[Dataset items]

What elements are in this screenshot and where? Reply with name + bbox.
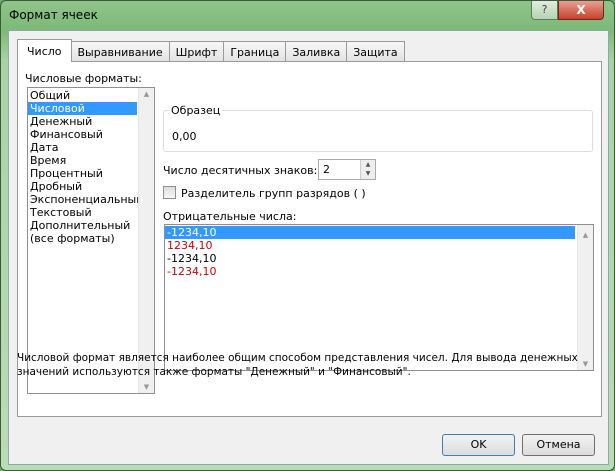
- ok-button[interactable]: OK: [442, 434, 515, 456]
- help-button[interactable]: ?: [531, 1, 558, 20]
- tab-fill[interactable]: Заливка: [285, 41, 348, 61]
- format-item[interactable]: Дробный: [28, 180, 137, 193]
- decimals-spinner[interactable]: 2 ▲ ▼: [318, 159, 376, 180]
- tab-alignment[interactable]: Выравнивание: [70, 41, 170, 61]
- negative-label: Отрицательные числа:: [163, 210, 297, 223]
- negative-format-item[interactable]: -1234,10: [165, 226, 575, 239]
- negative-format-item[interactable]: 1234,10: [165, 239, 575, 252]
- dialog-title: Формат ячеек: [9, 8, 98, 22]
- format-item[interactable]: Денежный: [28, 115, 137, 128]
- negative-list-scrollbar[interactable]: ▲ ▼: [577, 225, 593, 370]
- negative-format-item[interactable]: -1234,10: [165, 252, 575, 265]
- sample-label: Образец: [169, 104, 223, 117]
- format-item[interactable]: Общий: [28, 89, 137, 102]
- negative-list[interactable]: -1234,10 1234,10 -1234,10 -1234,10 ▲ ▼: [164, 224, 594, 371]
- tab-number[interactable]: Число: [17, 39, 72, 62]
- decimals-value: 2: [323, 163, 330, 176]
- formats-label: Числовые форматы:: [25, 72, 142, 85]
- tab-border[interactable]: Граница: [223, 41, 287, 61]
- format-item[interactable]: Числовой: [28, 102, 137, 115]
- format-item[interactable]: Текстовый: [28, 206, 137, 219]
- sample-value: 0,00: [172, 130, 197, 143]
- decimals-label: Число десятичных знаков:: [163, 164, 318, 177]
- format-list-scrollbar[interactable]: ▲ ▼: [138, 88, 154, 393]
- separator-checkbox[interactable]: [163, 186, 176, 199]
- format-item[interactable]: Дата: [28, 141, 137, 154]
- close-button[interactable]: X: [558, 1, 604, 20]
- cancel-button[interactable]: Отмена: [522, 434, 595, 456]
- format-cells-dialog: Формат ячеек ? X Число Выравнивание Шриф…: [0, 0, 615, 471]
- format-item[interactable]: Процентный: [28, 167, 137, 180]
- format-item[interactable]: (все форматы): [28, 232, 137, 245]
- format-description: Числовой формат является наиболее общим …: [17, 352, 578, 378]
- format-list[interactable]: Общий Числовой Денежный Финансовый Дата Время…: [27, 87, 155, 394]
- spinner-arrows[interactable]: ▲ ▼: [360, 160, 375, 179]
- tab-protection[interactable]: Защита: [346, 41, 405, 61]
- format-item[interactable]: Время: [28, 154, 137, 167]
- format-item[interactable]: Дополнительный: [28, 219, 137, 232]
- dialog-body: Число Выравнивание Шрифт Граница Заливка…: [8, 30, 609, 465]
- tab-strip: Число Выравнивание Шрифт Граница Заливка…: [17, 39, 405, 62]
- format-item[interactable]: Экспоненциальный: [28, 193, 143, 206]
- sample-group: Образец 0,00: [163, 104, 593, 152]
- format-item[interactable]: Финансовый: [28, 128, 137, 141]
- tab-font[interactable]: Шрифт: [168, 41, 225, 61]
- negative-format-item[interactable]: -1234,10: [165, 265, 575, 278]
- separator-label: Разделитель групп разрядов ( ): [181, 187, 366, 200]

--

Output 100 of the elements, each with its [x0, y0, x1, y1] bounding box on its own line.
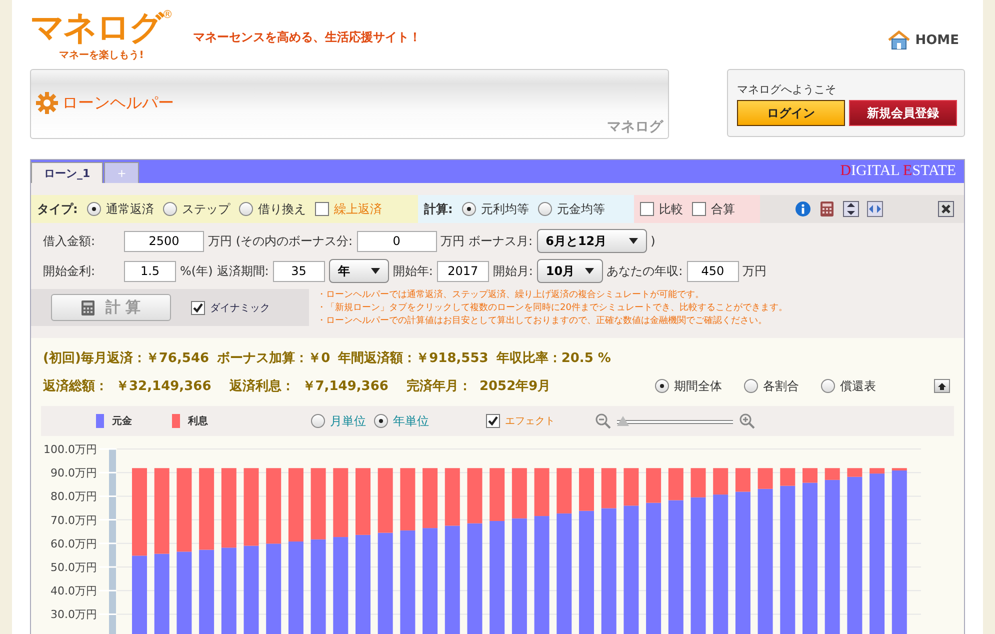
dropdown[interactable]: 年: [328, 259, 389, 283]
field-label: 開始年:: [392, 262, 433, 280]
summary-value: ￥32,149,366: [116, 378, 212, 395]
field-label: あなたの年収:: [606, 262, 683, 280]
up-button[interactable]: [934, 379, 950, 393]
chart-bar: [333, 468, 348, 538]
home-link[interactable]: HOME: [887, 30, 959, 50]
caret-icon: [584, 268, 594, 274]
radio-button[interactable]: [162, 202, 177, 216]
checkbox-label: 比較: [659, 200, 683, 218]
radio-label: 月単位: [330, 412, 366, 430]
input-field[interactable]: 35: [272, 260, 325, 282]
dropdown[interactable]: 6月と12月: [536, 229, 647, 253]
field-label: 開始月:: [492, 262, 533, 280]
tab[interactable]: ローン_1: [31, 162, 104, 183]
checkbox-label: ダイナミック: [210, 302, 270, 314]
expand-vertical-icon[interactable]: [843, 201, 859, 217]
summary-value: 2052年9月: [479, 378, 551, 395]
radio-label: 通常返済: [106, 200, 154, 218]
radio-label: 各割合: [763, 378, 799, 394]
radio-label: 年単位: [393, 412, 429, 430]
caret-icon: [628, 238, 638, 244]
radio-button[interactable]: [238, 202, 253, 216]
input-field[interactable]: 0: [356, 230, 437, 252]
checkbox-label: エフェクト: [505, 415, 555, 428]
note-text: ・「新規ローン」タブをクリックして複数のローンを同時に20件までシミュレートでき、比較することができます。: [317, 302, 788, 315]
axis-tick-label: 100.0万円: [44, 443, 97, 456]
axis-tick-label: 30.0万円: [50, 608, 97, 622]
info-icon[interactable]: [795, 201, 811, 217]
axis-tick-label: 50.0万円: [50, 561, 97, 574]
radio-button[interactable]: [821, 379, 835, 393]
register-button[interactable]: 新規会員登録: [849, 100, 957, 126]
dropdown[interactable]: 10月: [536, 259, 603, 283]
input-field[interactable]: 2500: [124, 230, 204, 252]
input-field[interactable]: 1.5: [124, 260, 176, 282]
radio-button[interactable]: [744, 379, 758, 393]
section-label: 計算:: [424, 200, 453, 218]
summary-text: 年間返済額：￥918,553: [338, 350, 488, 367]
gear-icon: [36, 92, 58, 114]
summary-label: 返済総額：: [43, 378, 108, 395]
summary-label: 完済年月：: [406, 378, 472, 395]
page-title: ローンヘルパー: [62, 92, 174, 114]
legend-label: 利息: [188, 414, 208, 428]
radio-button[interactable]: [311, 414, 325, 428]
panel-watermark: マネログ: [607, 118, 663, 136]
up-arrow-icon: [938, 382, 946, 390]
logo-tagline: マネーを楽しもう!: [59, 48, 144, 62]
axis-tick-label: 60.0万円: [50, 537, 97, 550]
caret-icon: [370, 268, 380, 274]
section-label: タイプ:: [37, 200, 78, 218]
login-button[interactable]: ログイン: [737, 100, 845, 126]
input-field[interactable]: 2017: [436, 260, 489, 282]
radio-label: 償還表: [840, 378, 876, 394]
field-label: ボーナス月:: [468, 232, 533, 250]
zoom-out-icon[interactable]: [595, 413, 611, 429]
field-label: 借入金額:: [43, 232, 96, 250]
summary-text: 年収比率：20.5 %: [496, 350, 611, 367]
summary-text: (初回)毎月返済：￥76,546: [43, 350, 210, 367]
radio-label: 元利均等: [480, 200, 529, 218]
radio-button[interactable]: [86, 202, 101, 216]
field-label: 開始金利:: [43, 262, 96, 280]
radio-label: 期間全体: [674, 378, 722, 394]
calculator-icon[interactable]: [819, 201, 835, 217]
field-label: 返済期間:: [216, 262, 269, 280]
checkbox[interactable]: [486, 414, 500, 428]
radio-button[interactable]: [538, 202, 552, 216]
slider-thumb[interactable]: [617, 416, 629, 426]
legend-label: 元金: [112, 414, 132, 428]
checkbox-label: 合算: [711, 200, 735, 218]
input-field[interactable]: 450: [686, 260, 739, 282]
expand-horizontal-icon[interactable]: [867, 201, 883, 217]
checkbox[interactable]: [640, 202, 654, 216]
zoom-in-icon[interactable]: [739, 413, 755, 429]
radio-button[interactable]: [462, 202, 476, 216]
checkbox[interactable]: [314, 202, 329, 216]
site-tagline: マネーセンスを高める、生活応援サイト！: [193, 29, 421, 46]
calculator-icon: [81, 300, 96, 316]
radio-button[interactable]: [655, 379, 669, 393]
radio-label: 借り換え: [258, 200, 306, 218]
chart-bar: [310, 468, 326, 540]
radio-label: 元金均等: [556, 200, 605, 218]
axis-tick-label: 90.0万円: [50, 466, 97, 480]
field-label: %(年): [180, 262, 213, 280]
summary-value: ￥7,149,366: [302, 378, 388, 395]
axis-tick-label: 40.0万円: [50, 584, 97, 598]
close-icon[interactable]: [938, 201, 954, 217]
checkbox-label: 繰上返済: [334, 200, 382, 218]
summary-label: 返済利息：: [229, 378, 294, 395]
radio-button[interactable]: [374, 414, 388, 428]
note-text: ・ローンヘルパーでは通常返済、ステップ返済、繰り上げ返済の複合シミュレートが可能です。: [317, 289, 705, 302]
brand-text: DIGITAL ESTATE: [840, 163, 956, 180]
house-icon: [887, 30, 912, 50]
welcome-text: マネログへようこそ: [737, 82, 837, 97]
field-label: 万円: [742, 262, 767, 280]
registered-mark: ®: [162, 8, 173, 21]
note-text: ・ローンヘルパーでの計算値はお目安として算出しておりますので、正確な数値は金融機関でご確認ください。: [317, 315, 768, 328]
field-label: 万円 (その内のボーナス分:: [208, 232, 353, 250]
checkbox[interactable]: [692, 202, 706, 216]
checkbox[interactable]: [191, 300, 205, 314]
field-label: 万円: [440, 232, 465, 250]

---

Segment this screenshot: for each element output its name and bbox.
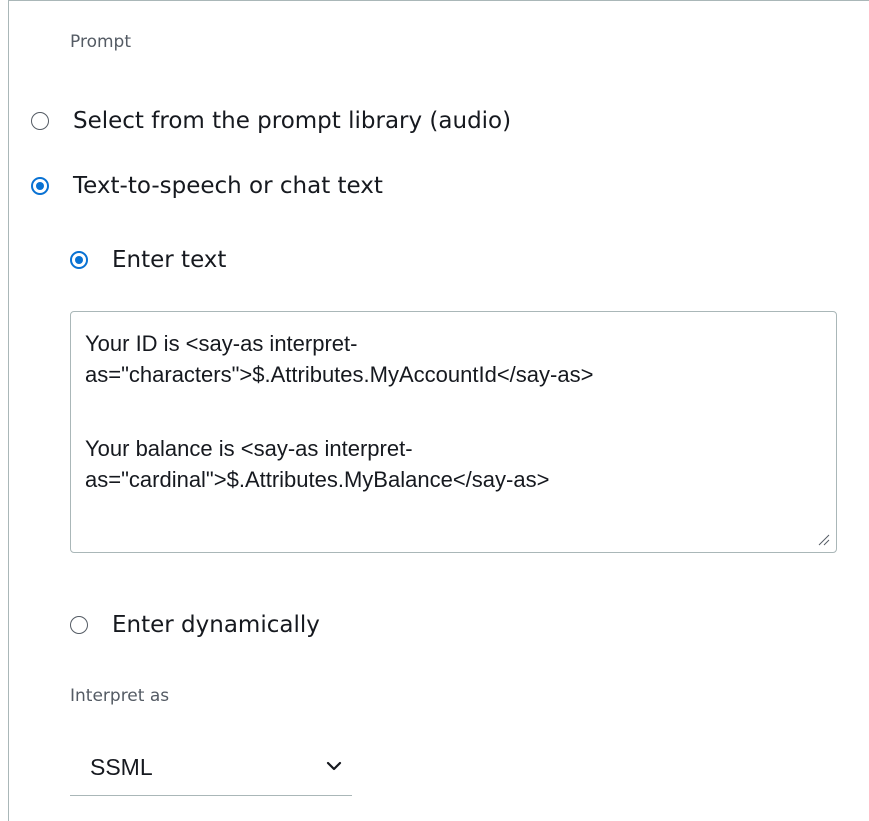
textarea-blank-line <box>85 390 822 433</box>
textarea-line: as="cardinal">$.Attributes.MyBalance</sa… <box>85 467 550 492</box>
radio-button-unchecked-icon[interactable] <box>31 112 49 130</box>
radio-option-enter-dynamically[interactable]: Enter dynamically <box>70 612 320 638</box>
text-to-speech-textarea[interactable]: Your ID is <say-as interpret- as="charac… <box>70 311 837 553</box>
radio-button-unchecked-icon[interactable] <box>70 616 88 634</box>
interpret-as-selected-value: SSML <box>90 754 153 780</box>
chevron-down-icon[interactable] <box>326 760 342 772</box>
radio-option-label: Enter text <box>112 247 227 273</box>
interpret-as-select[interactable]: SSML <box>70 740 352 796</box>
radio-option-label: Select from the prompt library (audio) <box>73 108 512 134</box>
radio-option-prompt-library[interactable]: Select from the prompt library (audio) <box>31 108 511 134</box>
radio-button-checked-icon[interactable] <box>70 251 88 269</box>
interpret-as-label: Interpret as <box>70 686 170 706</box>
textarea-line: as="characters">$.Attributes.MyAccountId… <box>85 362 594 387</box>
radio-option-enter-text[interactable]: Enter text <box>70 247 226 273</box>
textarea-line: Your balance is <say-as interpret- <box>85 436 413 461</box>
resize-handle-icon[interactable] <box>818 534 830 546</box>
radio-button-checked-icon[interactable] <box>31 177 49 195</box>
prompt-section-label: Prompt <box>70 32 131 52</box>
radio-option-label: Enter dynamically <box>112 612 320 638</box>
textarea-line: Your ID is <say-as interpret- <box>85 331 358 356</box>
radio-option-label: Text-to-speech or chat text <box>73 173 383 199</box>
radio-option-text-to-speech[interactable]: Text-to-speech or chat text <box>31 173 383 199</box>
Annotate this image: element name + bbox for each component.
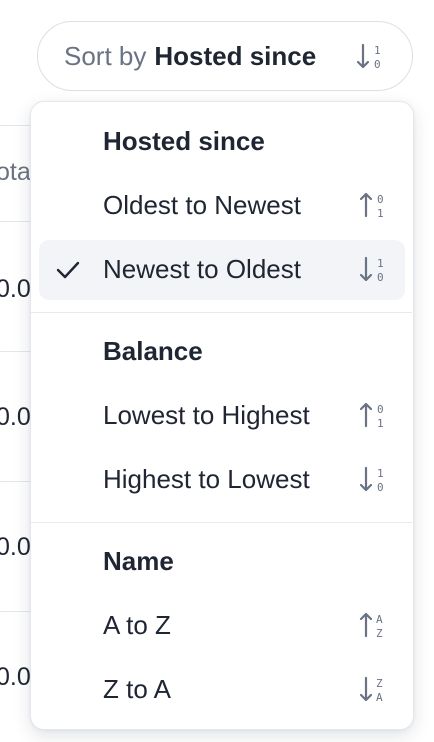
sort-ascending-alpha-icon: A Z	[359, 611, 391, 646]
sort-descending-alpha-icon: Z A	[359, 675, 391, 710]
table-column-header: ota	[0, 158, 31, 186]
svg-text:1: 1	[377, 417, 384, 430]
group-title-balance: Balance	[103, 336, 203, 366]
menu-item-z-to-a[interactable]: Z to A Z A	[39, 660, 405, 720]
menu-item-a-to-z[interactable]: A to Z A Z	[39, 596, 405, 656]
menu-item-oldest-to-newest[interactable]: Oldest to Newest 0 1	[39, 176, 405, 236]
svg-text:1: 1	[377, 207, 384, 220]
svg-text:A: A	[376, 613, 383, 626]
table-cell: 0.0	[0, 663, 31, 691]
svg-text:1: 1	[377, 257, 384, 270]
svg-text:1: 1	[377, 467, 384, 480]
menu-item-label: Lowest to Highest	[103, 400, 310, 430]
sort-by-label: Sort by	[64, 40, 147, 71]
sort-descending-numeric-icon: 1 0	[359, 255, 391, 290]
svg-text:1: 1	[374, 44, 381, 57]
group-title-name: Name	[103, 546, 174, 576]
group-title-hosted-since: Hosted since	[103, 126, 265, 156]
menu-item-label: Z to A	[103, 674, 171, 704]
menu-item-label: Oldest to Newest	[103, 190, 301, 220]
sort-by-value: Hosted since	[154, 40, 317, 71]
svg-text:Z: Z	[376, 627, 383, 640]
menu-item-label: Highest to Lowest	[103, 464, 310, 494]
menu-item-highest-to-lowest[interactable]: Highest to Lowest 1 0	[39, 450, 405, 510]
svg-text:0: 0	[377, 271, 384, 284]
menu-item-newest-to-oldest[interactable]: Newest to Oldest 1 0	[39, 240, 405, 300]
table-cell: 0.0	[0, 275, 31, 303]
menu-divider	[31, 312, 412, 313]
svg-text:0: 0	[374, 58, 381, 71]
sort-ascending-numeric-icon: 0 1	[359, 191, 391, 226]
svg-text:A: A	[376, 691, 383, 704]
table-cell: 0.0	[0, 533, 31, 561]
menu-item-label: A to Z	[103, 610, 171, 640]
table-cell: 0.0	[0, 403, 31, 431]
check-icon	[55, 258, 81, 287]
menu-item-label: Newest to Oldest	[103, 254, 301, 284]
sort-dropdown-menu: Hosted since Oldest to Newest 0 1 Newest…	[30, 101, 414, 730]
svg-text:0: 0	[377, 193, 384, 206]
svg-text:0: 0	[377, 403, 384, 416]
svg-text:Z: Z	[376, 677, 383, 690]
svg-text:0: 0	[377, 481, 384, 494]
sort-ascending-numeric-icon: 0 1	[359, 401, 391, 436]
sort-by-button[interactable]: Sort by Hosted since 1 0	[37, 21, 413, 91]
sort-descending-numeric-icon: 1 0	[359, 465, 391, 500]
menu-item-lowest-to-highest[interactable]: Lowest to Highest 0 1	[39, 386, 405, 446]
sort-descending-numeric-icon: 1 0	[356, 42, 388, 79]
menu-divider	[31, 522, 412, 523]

*Task goal*. Print the lines of the material above verbatim, from the line holding "- ok-button[interactable]: OK: [442, 434, 515, 456]" through the line holding "- dialog-title: Формат ячеек: [9, 8, 98, 22]", both included.

*Correct result*.
- ok-button[interactable]: OK: [442, 434, 515, 456]
- help-button[interactable]: ?: [531, 1, 558, 20]
- tab-fill[interactable]: Заливка: [285, 41, 348, 61]
- format-item[interactable]: Дробный: [28, 180, 137, 193]
- decimals-spinner[interactable]: 2 ▲ ▼: [318, 159, 376, 180]
- tab-alignment[interactable]: Выравнивание: [70, 41, 170, 61]
- negative-label: Отрицательные числа:: [163, 210, 297, 223]
- negative-format-item[interactable]: -1234,10: [165, 226, 575, 239]
- negative-format-item[interactable]: 1234,10: [165, 239, 575, 252]
- dialog-title: Формат ячеек: [9, 8, 98, 22]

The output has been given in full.